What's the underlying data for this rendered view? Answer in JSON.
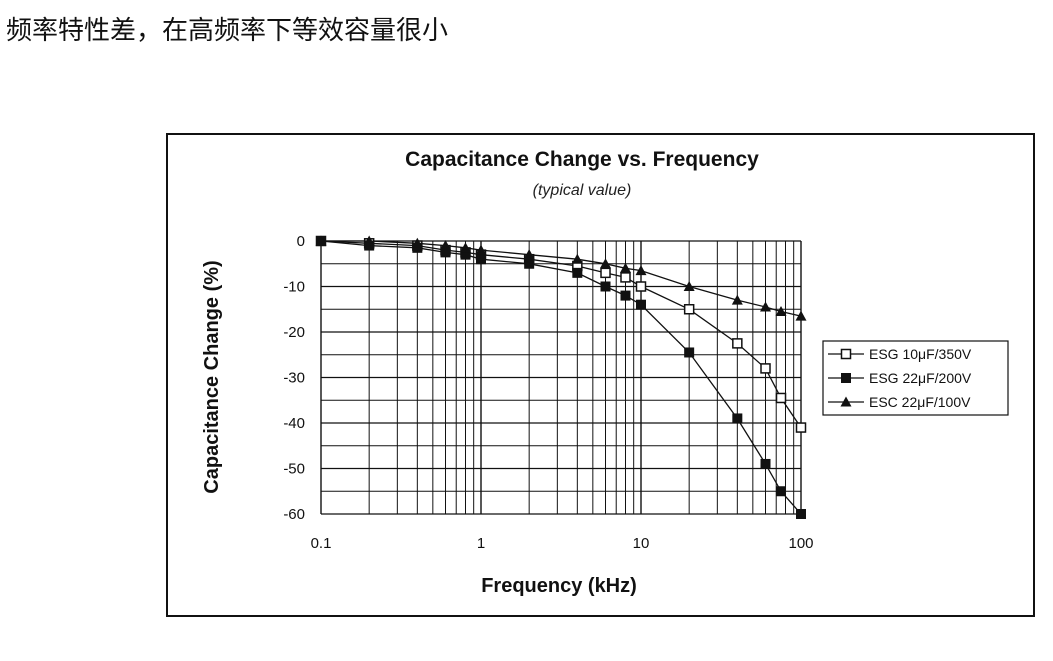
{
  "page": {
    "heading": "频率特性差，在高频率下等效容量很小"
  },
  "chart_data": {
    "type": "line",
    "title": "Capacitance Change vs. Frequency",
    "subtitle": "(typical value)",
    "xlabel": "Frequency (kHz)",
    "ylabel": "Capacitance Change (%)",
    "xscale": "log",
    "xlim": [
      0.1,
      100
    ],
    "ylim": [
      -60,
      0
    ],
    "xticks": [
      "0.1",
      "1",
      "10",
      "100"
    ],
    "yticks": [
      "0",
      "-10",
      "-20",
      "-30",
      "-40",
      "-50",
      "-60"
    ],
    "grid": true,
    "legend_position": "right",
    "series": [
      {
        "name": "ESG 10μF/350V",
        "marker": "open-square",
        "points": [
          [
            0.1,
            0
          ],
          [
            0.2,
            -0.5
          ],
          [
            0.4,
            -1
          ],
          [
            0.6,
            -2
          ],
          [
            0.8,
            -2.5
          ],
          [
            1,
            -3
          ],
          [
            2,
            -4
          ],
          [
            4,
            -5.5
          ],
          [
            6,
            -7
          ],
          [
            8,
            -8
          ],
          [
            10,
            -10
          ],
          [
            20,
            -15
          ],
          [
            40,
            -22.5
          ],
          [
            60,
            -28
          ],
          [
            75,
            -34.5
          ],
          [
            100,
            -41
          ]
        ]
      },
      {
        "name": "ESG 22μF/200V",
        "marker": "filled-square",
        "points": [
          [
            0.1,
            0
          ],
          [
            0.2,
            -1
          ],
          [
            0.4,
            -1.5
          ],
          [
            0.6,
            -2.5
          ],
          [
            0.8,
            -3
          ],
          [
            1,
            -4
          ],
          [
            2,
            -5
          ],
          [
            4,
            -7
          ],
          [
            6,
            -10
          ],
          [
            8,
            -12
          ],
          [
            10,
            -14
          ],
          [
            20,
            -24.5
          ],
          [
            40,
            -39
          ],
          [
            60,
            -49
          ],
          [
            75,
            -55
          ],
          [
            100,
            -60
          ]
        ]
      },
      {
        "name": "ESC 22μF/100V",
        "marker": "filled-triangle",
        "points": [
          [
            0.1,
            0
          ],
          [
            0.2,
            0
          ],
          [
            0.4,
            -0.5
          ],
          [
            0.6,
            -1
          ],
          [
            0.8,
            -1.5
          ],
          [
            1,
            -2
          ],
          [
            2,
            -3
          ],
          [
            4,
            -4
          ],
          [
            6,
            -5
          ],
          [
            8,
            -6
          ],
          [
            10,
            -6.5
          ],
          [
            20,
            -10
          ],
          [
            40,
            -13
          ],
          [
            60,
            -14.5
          ],
          [
            75,
            -15.5
          ],
          [
            100,
            -16.5
          ]
        ]
      }
    ]
  }
}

> _AIM OF THE TASK_
Go through the data above and find the lines with the word "square". Copy each of those lines.

> _SOLUTION TO THIS PROBLEM_
        "marker": "open-square",
        "marker": "filled-square",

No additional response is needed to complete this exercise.